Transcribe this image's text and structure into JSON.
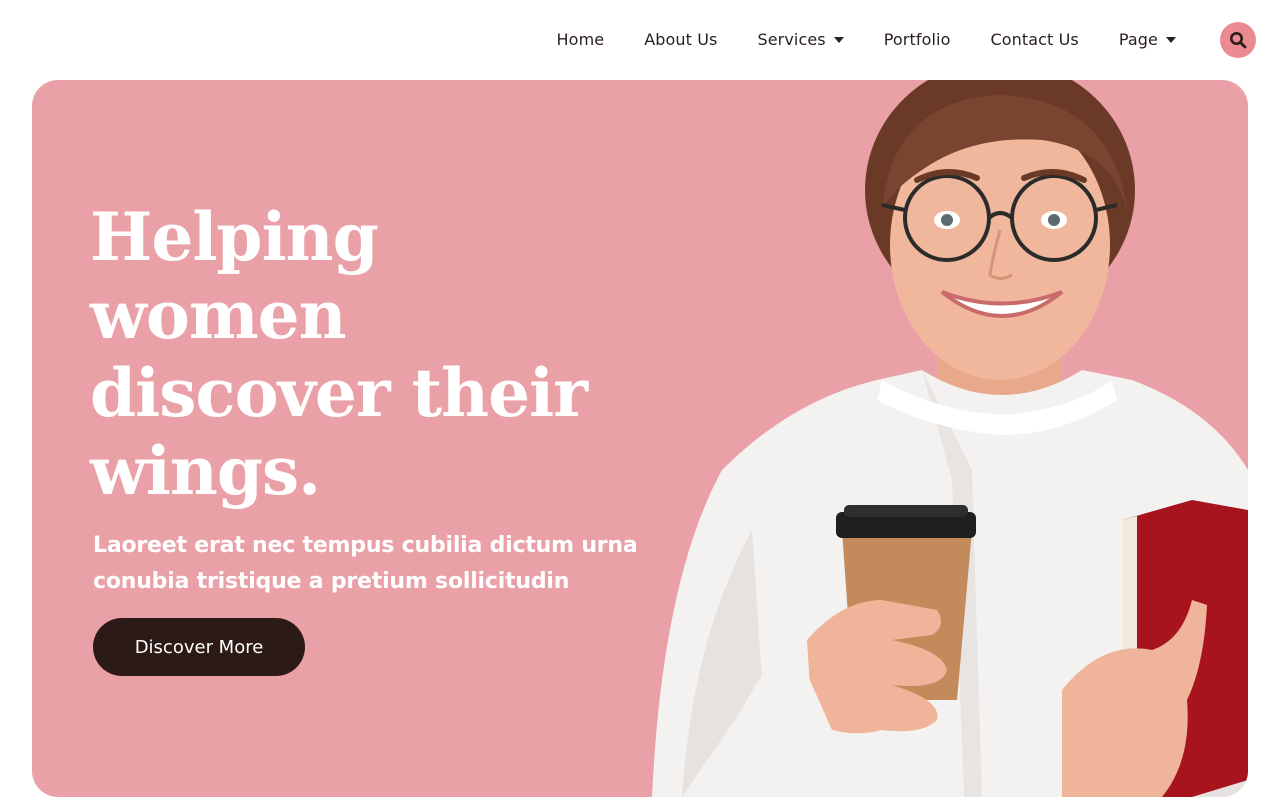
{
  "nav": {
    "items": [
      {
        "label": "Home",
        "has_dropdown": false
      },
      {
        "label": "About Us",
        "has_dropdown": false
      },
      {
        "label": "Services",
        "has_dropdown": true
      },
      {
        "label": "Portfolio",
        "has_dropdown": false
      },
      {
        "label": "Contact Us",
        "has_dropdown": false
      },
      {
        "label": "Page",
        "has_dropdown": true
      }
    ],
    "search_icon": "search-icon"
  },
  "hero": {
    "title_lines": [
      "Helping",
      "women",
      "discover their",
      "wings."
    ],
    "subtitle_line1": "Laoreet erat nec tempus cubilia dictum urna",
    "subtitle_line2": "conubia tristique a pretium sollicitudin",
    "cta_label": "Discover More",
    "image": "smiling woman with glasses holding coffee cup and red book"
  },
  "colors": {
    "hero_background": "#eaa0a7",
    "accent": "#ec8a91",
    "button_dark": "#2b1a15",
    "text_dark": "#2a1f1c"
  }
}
...
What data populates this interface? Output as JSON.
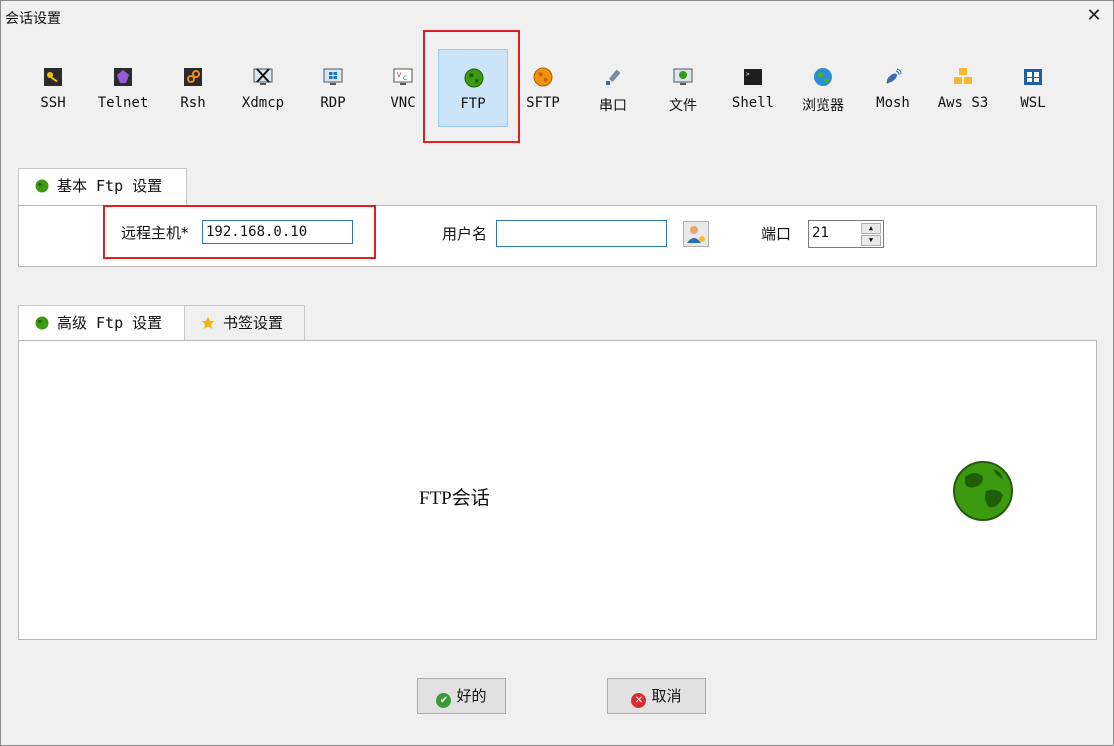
...
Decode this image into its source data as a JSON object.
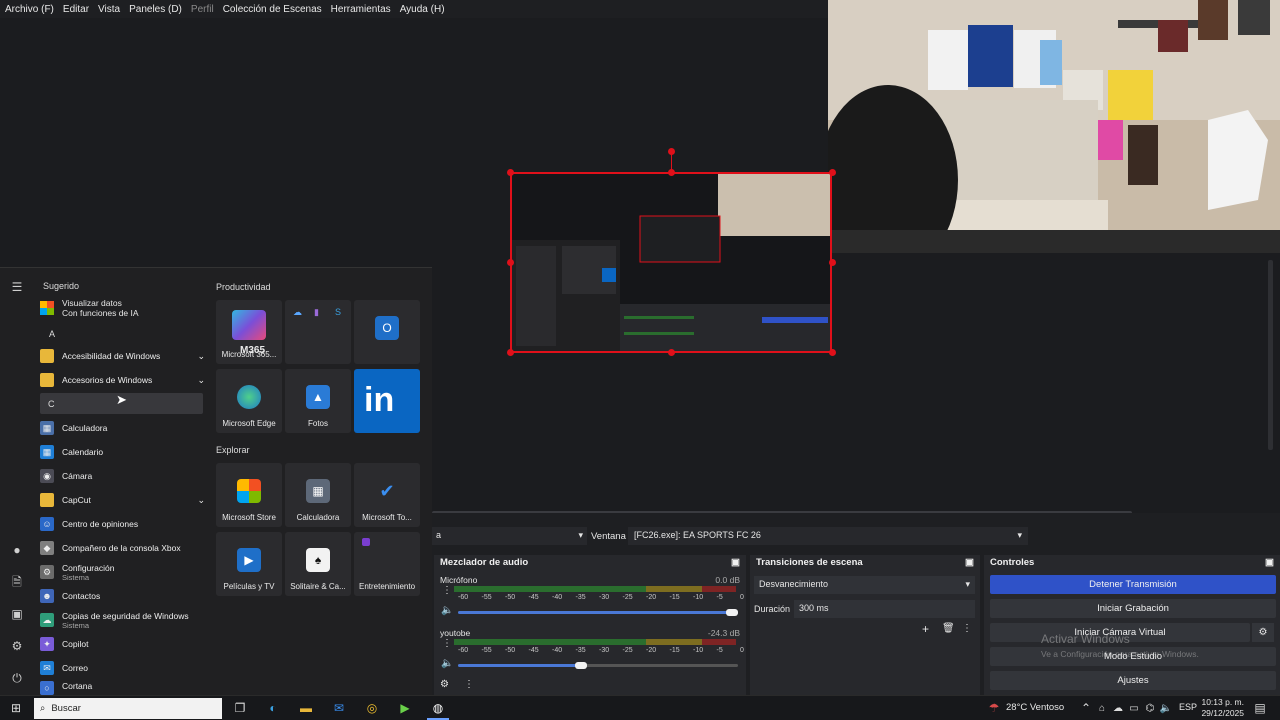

§ Given exercise: Only the number is wanted: how many lines of the material above include the word "data"?

§ Exercise solution: 2